# Your objective
Write out each entry, exactly the way it appears.

# Supplied data
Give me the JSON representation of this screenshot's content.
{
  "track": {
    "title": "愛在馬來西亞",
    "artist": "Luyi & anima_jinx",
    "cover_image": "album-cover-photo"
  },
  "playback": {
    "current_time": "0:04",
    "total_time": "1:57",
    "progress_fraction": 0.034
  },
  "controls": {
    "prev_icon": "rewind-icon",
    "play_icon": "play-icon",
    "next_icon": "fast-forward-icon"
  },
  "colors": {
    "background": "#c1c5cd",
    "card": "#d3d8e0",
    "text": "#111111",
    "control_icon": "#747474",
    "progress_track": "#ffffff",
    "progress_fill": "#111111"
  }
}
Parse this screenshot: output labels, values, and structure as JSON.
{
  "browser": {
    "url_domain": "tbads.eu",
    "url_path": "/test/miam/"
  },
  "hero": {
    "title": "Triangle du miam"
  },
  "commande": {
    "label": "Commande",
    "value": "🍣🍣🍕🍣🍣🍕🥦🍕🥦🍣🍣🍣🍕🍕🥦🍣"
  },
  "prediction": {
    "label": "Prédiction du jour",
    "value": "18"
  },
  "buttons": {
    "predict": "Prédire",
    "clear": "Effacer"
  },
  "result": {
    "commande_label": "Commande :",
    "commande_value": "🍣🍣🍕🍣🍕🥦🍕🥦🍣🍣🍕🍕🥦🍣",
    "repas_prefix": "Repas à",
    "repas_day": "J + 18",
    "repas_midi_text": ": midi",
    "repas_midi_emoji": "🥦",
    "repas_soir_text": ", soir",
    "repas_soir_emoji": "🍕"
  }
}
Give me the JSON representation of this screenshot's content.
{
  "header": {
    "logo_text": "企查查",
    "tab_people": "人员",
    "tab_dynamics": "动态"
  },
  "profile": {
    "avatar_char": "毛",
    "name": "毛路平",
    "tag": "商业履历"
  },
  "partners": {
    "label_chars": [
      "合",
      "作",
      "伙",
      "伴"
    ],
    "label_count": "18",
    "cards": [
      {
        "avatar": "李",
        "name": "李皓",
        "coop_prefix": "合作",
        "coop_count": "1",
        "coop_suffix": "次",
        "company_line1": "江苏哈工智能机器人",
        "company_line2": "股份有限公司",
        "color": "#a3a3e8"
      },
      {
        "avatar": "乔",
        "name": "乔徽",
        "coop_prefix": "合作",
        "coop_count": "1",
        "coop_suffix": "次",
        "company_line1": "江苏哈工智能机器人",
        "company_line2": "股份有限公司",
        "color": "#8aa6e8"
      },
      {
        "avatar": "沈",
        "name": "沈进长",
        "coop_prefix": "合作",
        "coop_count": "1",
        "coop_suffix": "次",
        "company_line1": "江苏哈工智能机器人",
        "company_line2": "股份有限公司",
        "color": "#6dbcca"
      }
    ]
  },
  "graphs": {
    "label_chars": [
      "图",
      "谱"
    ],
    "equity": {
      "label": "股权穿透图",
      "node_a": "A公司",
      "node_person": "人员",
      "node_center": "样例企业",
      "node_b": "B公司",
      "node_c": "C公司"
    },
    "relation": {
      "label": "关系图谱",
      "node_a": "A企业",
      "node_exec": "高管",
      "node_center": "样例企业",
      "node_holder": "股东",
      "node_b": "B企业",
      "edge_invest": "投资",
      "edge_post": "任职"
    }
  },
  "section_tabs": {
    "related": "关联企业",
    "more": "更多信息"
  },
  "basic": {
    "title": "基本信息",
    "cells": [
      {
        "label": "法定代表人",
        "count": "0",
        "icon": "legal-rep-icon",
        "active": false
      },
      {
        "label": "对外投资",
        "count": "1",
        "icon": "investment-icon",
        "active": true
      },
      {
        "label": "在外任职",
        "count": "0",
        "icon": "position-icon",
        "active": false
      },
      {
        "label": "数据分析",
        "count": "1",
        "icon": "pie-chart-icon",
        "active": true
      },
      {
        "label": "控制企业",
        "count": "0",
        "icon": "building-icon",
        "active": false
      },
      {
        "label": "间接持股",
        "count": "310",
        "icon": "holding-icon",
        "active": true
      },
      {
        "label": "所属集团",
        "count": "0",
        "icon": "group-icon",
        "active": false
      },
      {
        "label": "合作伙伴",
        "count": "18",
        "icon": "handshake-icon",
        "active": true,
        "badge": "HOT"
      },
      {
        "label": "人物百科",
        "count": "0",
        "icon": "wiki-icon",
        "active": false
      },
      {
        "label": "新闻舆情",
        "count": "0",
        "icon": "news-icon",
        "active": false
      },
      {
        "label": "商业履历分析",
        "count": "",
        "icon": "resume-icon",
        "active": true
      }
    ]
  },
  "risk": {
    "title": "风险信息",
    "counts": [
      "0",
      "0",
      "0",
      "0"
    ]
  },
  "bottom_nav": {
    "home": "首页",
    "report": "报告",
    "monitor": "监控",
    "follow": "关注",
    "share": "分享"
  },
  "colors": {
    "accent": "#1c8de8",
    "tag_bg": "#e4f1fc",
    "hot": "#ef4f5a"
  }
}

# Response below
Give me the JSON representation of this screenshot's content.
{
  "track": {
    "title": "愛在馬來西亞",
    "artist": "Luyi & anima_jinx",
    "cover_image": "album-cover-photo"
  },
  "playback": {
    "current_time": "0:04",
    "total_time": "1:57",
    "progress_fraction": 0.034
  },
  "controls": {
    "prev_icon": "rewind-icon",
    "play_icon": "play-icon",
    "next_icon": "fast-forward-icon"
  },
  "colors": {
    "background": "#c1c5cd",
    "card": "#d3d8e0",
    "text": "#111111",
    "control_icon": "#747474",
    "progress_track": "#ffffff",
    "progress_fill": "#111111"
  }
}
Parse this screenshot: output labels, values, and structure as JSON.
{
  "browser": {
    "url_domain": "tbads.eu",
    "url_path": "/test/miam/"
  },
  "hero": {
    "title": "Triangle du miam"
  },
  "commande": {
    "label": "Commande",
    "value": "🍣🍣🍕🍣🍣🍕🥦🍕🥦🍣🍣🍣🍕🍕🥦🍣"
  },
  "prediction": {
    "label": "Prédiction du jour",
    "value": "18"
  },
  "buttons": {
    "predict": "Prédire",
    "clear": "Effacer"
  },
  "result": {
    "commande_label": "Commande :",
    "commande_value": "🍣🍣🍕🍣🍕🥦🍕🥦🍣🍣🍕🍕🥦🍣",
    "repas_prefix": "Repas à",
    "repas_day": "J + 18",
    "repas_midi_text": ": midi",
    "repas_midi_emoji": "🥦",
    "repas_soir_text": ", soir",
    "repas_soir_emoji": "🍕"
  }
}
Give me the JSON representation of this screenshot's content.
{
  "header": {
    "logo_text": "企查查",
    "tab_people": "人员",
    "tab_dynamics": "动态"
  },
  "profile": {
    "avatar_char": "毛",
    "name": "毛路平",
    "tag": "商业履历"
  },
  "partners": {
    "label_chars": [
      "合",
      "作",
      "伙",
      "伴"
    ],
    "label_count": "18",
    "cards": [
      {
        "avatar": "李",
        "name": "李皓",
        "coop_prefix": "合作",
        "coop_count": "1",
        "coop_suffix": "次",
        "company_line1": "江苏哈工智能机器人",
        "company_line2": "股份有限公司",
        "color": "#a3a3e8"
      },
      {
        "avatar": "乔",
        "name": "乔徽",
        "coop_prefix": "合作",
        "coop_count": "1",
        "coop_suffix": "次",
        "company_line1": "江苏哈工智能机器人",
        "company_line2": "股份有限公司",
        "color": "#8aa6e8"
      },
      {
        "avatar": "沈",
        "name": "沈进长",
        "coop_prefix": "合作",
        "coop_count": "1",
        "coop_suffix": "次",
        "company_line1": "江苏哈工智能机器人",
        "company_line2": "股份有限公司",
        "color": "#6dbcca"
      }
    ]
  },
  "graphs": {
    "label_chars": [
      "图",
      "谱"
    ],
    "equity": {
      "label": "股权穿透图",
      "node_a": "A公司",
      "node_person": "人员",
      "node_center": "样例企业",
      "node_b": "B公司",
      "node_c": "C公司"
    },
    "relation": {
      "label": "关系图谱",
      "node_a": "A企业",
      "node_exec": "高管",
      "node_center": "样例企业",
      "node_holder": "股东",
      "node_b": "B企业",
      "edge_invest": "投资",
      "edge_post": "任职"
    }
  },
  "section_tabs": {
    "related": "关联企业",
    "more": "更多信息"
  },
  "basic": {
    "title": "基本信息",
    "cells": [
      {
        "label": "法定代表人",
        "count": "0",
        "icon": "legal-rep-icon",
        "active": false
      },
      {
        "label": "对外投资",
        "count": "1",
        "icon": "investment-icon",
        "active": true
      },
      {
        "label": "在外任职",
        "count": "0",
        "icon": "position-icon",
        "active": false
      },
      {
        "label": "数据分析",
        "count": "1",
        "icon": "pie-chart-icon",
        "active": true
      },
      {
        "label": "控制企业",
        "count": "0",
        "icon": "building-icon",
        "active": false
      },
      {
        "label": "间接持股",
        "count": "310",
        "icon": "holding-icon",
        "active": true
      },
      {
        "label": "所属集团",
        "count": "0",
        "icon": "group-icon",
        "active": false
      },
      {
        "label": "合作伙伴",
        "count": "18",
        "icon": "handshake-icon",
        "active": true,
        "badge": "HOT"
      },
      {
        "label": "人物百科",
        "count": "0",
        "icon": "wiki-icon",
        "active": false
      },
      {
        "label": "新闻舆情",
        "count": "0",
        "icon": "news-icon",
        "active": false
      },
      {
        "label": "商业履历分析",
        "count": "",
        "icon": "resume-icon",
        "active": true
      }
    ]
  },
  "risk": {
    "title": "风险信息",
    "counts": [
      "0",
      "0",
      "0",
      "0"
    ]
  },
  "bottom_nav": {
    "home": "首页",
    "report": "报告",
    "monitor": "监控",
    "follow": "关注",
    "share": "分享"
  },
  "colors": {
    "accent": "#1c8de8",
    "tag_bg": "#e4f1fc",
    "hot": "#ef4f5a"
  }
}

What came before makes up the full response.